=== Source material ===

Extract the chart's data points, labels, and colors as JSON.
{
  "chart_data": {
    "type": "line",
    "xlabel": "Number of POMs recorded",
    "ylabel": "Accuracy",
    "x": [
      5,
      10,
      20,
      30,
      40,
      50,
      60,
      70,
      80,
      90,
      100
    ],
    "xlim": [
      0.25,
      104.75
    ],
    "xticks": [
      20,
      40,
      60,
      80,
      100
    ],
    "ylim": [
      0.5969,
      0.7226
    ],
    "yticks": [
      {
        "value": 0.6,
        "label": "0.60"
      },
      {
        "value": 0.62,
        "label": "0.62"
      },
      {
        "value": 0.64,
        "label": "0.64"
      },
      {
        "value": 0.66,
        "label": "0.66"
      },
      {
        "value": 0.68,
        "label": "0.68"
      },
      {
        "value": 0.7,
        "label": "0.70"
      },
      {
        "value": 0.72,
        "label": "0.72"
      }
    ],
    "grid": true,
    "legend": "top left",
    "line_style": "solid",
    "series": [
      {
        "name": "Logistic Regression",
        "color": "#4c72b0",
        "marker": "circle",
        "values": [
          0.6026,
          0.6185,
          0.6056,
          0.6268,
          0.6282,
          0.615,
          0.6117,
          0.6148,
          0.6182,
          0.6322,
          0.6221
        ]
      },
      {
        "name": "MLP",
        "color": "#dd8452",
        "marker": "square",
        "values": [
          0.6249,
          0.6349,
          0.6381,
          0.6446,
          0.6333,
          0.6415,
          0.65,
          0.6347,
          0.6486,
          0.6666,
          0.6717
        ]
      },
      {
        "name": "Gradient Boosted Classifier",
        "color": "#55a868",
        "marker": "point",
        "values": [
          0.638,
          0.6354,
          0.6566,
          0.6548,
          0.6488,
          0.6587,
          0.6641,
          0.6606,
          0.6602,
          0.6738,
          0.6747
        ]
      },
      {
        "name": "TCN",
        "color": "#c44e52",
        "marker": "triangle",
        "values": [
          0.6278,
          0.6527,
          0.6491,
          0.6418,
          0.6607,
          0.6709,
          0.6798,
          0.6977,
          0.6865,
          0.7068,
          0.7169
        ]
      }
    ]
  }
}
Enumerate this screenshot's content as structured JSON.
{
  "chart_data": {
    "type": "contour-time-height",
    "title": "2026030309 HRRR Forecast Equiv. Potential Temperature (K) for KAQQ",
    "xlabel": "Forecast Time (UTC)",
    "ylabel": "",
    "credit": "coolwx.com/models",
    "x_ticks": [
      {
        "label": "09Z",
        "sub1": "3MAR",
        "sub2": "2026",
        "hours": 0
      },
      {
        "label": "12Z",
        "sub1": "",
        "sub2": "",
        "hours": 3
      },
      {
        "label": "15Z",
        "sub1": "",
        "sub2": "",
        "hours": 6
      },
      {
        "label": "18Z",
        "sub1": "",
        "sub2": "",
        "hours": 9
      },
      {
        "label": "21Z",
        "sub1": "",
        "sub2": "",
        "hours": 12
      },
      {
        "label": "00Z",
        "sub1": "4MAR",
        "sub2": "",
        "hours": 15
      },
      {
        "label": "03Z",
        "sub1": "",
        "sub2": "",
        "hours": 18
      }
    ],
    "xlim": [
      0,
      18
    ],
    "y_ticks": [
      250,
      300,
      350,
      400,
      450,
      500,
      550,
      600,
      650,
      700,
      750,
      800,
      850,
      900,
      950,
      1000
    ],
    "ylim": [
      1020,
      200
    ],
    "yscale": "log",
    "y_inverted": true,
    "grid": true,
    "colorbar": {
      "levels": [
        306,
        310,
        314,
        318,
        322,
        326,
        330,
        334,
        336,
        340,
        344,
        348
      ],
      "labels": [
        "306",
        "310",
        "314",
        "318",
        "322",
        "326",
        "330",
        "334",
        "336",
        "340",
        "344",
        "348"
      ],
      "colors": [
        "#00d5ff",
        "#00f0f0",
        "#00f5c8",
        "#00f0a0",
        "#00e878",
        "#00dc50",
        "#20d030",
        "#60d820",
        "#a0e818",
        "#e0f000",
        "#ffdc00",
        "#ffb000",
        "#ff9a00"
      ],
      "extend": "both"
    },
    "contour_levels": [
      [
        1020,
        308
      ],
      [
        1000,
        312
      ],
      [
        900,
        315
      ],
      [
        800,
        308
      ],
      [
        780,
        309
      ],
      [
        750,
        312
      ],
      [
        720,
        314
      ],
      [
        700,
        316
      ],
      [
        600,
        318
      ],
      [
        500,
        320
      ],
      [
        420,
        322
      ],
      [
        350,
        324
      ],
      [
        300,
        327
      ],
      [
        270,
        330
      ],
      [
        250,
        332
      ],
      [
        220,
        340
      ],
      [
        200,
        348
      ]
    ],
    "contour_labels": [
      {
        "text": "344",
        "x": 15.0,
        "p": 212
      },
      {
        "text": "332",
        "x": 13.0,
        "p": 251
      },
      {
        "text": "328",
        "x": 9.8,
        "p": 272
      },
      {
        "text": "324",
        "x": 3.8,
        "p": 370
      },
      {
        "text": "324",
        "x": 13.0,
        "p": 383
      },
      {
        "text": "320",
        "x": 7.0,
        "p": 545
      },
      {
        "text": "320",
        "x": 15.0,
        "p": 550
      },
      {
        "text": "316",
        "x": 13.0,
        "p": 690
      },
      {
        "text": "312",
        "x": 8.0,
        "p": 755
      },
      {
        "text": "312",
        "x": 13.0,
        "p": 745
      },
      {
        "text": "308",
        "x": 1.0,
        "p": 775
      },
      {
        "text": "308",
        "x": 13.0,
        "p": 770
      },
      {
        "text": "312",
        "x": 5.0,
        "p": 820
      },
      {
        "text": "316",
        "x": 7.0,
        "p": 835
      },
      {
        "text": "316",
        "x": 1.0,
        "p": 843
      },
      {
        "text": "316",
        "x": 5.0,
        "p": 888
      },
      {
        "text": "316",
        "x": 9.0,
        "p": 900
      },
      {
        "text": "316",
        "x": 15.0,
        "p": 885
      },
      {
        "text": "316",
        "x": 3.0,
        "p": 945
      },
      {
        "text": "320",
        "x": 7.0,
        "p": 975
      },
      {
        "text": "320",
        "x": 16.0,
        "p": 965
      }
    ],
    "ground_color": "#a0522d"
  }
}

===

- _Given request_: Repeat the records above exactly, from the first line to the last.

- _Task result_:
Extract the chart's data points, labels, and colors as JSON.
{
  "chart_data": {
    "type": "line",
    "xlabel": "Number of POMs recorded",
    "ylabel": "Accuracy",
    "x": [
      5,
      10,
      20,
      30,
      40,
      50,
      60,
      70,
      80,
      90,
      100
    ],
    "xlim": [
      0.25,
      104.75
    ],
    "xticks": [
      20,
      40,
      60,
      80,
      100
    ],
    "ylim": [
      0.5969,
      0.7226
    ],
    "yticks": [
      {
        "value": 0.6,
        "label": "0.60"
      },
      {
        "value": 0.62,
        "label": "0.62"
      },
      {
        "value": 0.64,
        "label": "0.64"
      },
      {
        "value": 0.66,
        "label": "0.66"
      },
      {
        "value": 0.68,
        "label": "0.68"
      },
      {
        "value": 0.7,
        "label": "0.70"
      },
      {
        "value": 0.72,
        "label": "0.72"
      }
    ],
    "grid": true,
    "legend": "top left",
    "line_style": "solid",
    "series": [
      {
        "name": "Logistic Regression",
        "color": "#4c72b0",
        "marker": "circle",
        "values": [
          0.6026,
          0.6185,
          0.6056,
          0.6268,
          0.6282,
          0.615,
          0.6117,
          0.6148,
          0.6182,
          0.6322,
          0.6221
        ]
      },
      {
        "name": "MLP",
        "color": "#dd8452",
        "marker": "square",
        "values": [
          0.6249,
          0.6349,
          0.6381,
          0.6446,
          0.6333,
          0.6415,
          0.65,
          0.6347,
          0.6486,
          0.6666,
          0.6717
        ]
      },
      {
        "name": "Gradient Boosted Classifier",
        "color": "#55a868",
        "marker": "point",
        "values": [
          0.638,
          0.6354,
          0.6566,
          0.6548,
          0.6488,
          0.6587,
          0.6641,
          0.6606,
          0.6602,
          0.6738,
          0.6747
        ]
      },
      {
        "name": "TCN",
        "color": "#c44e52",
        "marker": "triangle",
        "values": [
          0.6278,
          0.6527,
          0.6491,
          0.6418,
          0.6607,
          0.6709,
          0.6798,
          0.6977,
          0.6865,
          0.7068,
          0.7169
        ]
      }
    ]
  }
}
Enumerate this screenshot's content as structured JSON.
{
  "chart_data": {
    "type": "contour-time-height",
    "title": "2026030309 HRRR Forecast Equiv. Potential Temperature (K) for KAQQ",
    "xlabel": "Forecast Time (UTC)",
    "ylabel": "",
    "credit": "coolwx.com/models",
    "x_ticks": [
      {
        "label": "09Z",
        "sub1": "3MAR",
        "sub2": "2026",
        "hours": 0
      },
      {
        "label": "12Z",
        "sub1": "",
        "sub2": "",
        "hours": 3
      },
      {
        "label": "15Z",
        "sub1": "",
        "sub2": "",
        "hours": 6
      },
      {
        "label": "18Z",
        "sub1": "",
        "sub2": "",
        "hours": 9
      },
      {
        "label": "21Z",
        "sub1": "",
        "sub2": "",
        "hours": 12
      },
      {
        "label": "00Z",
        "sub1": "4MAR",
        "sub2": "",
        "hours": 15
      },
      {
        "label": "03Z",
        "sub1": "",
        "sub2": "",
        "hours": 18
      }
    ],
    "xlim": [
      0,
      18
    ],
    "y_ticks": [
      250,
      300,
      350,
      400,
      450,
      500,
      550,
      600,
      650,
      700,
      750,
      800,
      850,
      900,
      950,
      1000
    ],
    "ylim": [
      1020,
      200
    ],
    "yscale": "log",
    "y_inverted": true,
    "grid": true,
    "colorbar": {
      "levels": [
        306,
        310,
        314,
        318,
        322,
        326,
        330,
        334,
        336,
        340,
        344,
        348
      ],
      "labels": [
        "306",
        "310",
        "314",
        "318",
        "322",
        "326",
        "330",
        "334",
        "336",
        "340",
        "344",
        "348"
      ],
      "colors": [
        "#00d5ff",
        "#00f0f0",
        "#00f5c8",
        "#00f0a0",
        "#00e878",
        "#00dc50",
        "#20d030",
        "#60d820",
        "#a0e818",
        "#e0f000",
        "#ffdc00",
        "#ffb000",
        "#ff9a00"
      ],
      "extend": "both"
    },
    "contour_levels": [
      [
        1020,
        308
      ],
      [
        1000,
        312
      ],
      [
        900,
        315
      ],
      [
        800,
        308
      ],
      [
        780,
        309
      ],
      [
        750,
        312
      ],
      [
        720,
        314
      ],
      [
        700,
        316
      ],
      [
        600,
        318
      ],
      [
        500,
        320
      ],
      [
        420,
        322
      ],
      [
        350,
        324
      ],
      [
        300,
        327
      ],
      [
        270,
        330
      ],
      [
        250,
        332
      ],
      [
        220,
        340
      ],
      [
        200,
        348
      ]
    ],
    "contour_labels": [
      {
        "text": "344",
        "x": 15.0,
        "p": 212
      },
      {
        "text": "332",
        "x": 13.0,
        "p": 251
      },
      {
        "text": "328",
        "x": 9.8,
        "p": 272
      },
      {
        "text": "324",
        "x": 3.8,
        "p": 370
      },
      {
        "text": "324",
        "x": 13.0,
        "p": 383
      },
      {
        "text": "320",
        "x": 7.0,
        "p": 545
      },
      {
        "text": "320",
        "x": 15.0,
        "p": 550
      },
      {
        "text": "316",
        "x": 13.0,
        "p": 690
      },
      {
        "text": "312",
        "x": 8.0,
        "p": 755
      },
      {
        "text": "312",
        "x": 13.0,
        "p": 745
      },
      {
        "text": "308",
        "x": 1.0,
        "p": 775
      },
      {
        "text": "308",
        "x": 13.0,
        "p": 770
      },
      {
        "text": "312",
        "x": 5.0,
        "p": 820
      },
      {
        "text": "316",
        "x": 7.0,
        "p": 835
      },
      {
        "text": "316",
        "x": 1.0,
        "p": 843
      },
      {
        "text": "316",
        "x": 5.0,
        "p": 888
      },
      {
        "text": "316",
        "x": 9.0,
        "p": 900
      },
      {
        "text": "316",
        "x": 15.0,
        "p": 885
      },
      {
        "text": "316",
        "x": 3.0,
        "p": 945
      },
      {
        "text": "320",
        "x": 7.0,
        "p": 975
      },
      {
        "text": "320",
        "x": 16.0,
        "p": 965
      }
    ],
    "ground_color": "#a0522d"
  }
}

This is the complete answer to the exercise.